A run of records:

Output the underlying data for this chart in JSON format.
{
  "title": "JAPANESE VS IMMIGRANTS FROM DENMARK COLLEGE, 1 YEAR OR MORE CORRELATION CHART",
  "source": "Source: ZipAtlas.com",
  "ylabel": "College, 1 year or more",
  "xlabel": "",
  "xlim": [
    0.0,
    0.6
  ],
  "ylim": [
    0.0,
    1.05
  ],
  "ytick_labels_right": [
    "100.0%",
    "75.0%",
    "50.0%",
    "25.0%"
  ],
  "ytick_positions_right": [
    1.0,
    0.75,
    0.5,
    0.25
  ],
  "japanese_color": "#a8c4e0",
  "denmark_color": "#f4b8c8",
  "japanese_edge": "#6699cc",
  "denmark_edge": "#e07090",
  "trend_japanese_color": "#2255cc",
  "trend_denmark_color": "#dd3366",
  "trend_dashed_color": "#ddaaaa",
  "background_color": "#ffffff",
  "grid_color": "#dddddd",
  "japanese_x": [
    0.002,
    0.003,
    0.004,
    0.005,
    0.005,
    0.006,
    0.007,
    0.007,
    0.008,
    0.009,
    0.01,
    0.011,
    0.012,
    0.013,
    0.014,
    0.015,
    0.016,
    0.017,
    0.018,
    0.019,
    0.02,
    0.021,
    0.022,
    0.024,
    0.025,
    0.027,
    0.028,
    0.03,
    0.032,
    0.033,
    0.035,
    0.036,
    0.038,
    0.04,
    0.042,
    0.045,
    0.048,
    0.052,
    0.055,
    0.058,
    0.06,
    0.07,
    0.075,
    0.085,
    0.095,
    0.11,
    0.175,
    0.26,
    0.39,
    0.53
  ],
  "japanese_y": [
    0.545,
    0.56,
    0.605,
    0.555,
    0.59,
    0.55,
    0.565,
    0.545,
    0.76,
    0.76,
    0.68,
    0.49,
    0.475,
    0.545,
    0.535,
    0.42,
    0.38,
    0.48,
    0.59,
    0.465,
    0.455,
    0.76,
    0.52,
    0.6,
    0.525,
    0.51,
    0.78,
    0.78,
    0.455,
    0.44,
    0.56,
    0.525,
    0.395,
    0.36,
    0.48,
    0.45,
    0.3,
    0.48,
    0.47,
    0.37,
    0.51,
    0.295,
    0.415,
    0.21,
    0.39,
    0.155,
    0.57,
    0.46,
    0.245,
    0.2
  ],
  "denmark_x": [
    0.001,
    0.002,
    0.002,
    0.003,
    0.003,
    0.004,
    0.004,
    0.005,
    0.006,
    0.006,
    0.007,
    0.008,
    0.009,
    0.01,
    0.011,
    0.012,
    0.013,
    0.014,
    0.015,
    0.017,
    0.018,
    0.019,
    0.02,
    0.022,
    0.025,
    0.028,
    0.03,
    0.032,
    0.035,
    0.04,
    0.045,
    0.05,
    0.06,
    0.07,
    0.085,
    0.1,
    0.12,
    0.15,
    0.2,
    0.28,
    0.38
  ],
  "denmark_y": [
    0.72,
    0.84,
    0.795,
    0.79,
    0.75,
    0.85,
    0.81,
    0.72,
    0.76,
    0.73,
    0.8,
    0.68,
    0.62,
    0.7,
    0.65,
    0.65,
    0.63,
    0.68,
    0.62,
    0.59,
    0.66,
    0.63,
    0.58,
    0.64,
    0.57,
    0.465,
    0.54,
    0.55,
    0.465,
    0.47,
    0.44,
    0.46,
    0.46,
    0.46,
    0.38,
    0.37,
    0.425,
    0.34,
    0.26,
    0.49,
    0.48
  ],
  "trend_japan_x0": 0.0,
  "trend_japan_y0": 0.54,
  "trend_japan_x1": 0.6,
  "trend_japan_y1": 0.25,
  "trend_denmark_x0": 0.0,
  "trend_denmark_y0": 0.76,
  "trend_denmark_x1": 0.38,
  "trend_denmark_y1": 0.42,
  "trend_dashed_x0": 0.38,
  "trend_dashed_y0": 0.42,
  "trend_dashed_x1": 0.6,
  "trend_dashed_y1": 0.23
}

### WHAT YOU NEED TO DO
All of the entries must be quoted exactly; please include each one.

### TASK ANSWER
Output the underlying data for this chart in JSON format.
{
  "title": "JAPANESE VS IMMIGRANTS FROM DENMARK COLLEGE, 1 YEAR OR MORE CORRELATION CHART",
  "source": "Source: ZipAtlas.com",
  "ylabel": "College, 1 year or more",
  "xlabel": "",
  "xlim": [
    0.0,
    0.6
  ],
  "ylim": [
    0.0,
    1.05
  ],
  "ytick_labels_right": [
    "100.0%",
    "75.0%",
    "50.0%",
    "25.0%"
  ],
  "ytick_positions_right": [
    1.0,
    0.75,
    0.5,
    0.25
  ],
  "japanese_color": "#a8c4e0",
  "denmark_color": "#f4b8c8",
  "japanese_edge": "#6699cc",
  "denmark_edge": "#e07090",
  "trend_japanese_color": "#2255cc",
  "trend_denmark_color": "#dd3366",
  "trend_dashed_color": "#ddaaaa",
  "background_color": "#ffffff",
  "grid_color": "#dddddd",
  "japanese_x": [
    0.002,
    0.003,
    0.004,
    0.005,
    0.005,
    0.006,
    0.007,
    0.007,
    0.008,
    0.009,
    0.01,
    0.011,
    0.012,
    0.013,
    0.014,
    0.015,
    0.016,
    0.017,
    0.018,
    0.019,
    0.02,
    0.021,
    0.022,
    0.024,
    0.025,
    0.027,
    0.028,
    0.03,
    0.032,
    0.033,
    0.035,
    0.036,
    0.038,
    0.04,
    0.042,
    0.045,
    0.048,
    0.052,
    0.055,
    0.058,
    0.06,
    0.07,
    0.075,
    0.085,
    0.095,
    0.11,
    0.175,
    0.26,
    0.39,
    0.53
  ],
  "japanese_y": [
    0.545,
    0.56,
    0.605,
    0.555,
    0.59,
    0.55,
    0.565,
    0.545,
    0.76,
    0.76,
    0.68,
    0.49,
    0.475,
    0.545,
    0.535,
    0.42,
    0.38,
    0.48,
    0.59,
    0.465,
    0.455,
    0.76,
    0.52,
    0.6,
    0.525,
    0.51,
    0.78,
    0.78,
    0.455,
    0.44,
    0.56,
    0.525,
    0.395,
    0.36,
    0.48,
    0.45,
    0.3,
    0.48,
    0.47,
    0.37,
    0.51,
    0.295,
    0.415,
    0.21,
    0.39,
    0.155,
    0.57,
    0.46,
    0.245,
    0.2
  ],
  "denmark_x": [
    0.001,
    0.002,
    0.002,
    0.003,
    0.003,
    0.004,
    0.004,
    0.005,
    0.006,
    0.006,
    0.007,
    0.008,
    0.009,
    0.01,
    0.011,
    0.012,
    0.013,
    0.014,
    0.015,
    0.017,
    0.018,
    0.019,
    0.02,
    0.022,
    0.025,
    0.028,
    0.03,
    0.032,
    0.035,
    0.04,
    0.045,
    0.05,
    0.06,
    0.07,
    0.085,
    0.1,
    0.12,
    0.15,
    0.2,
    0.28,
    0.38
  ],
  "denmark_y": [
    0.72,
    0.84,
    0.795,
    0.79,
    0.75,
    0.85,
    0.81,
    0.72,
    0.76,
    0.73,
    0.8,
    0.68,
    0.62,
    0.7,
    0.65,
    0.65,
    0.63,
    0.68,
    0.62,
    0.59,
    0.66,
    0.63,
    0.58,
    0.64,
    0.57,
    0.465,
    0.54,
    0.55,
    0.465,
    0.47,
    0.44,
    0.46,
    0.46,
    0.46,
    0.38,
    0.37,
    0.425,
    0.34,
    0.26,
    0.49,
    0.48
  ],
  "trend_japan_x0": 0.0,
  "trend_japan_y0": 0.54,
  "trend_japan_x1": 0.6,
  "trend_japan_y1": 0.25,
  "trend_denmark_x0": 0.0,
  "trend_denmark_y0": 0.76,
  "trend_denmark_x1": 0.38,
  "trend_denmark_y1": 0.42,
  "trend_dashed_x0": 0.38,
  "trend_dashed_y0": 0.42,
  "trend_dashed_x1": 0.6,
  "trend_dashed_y1": 0.23
}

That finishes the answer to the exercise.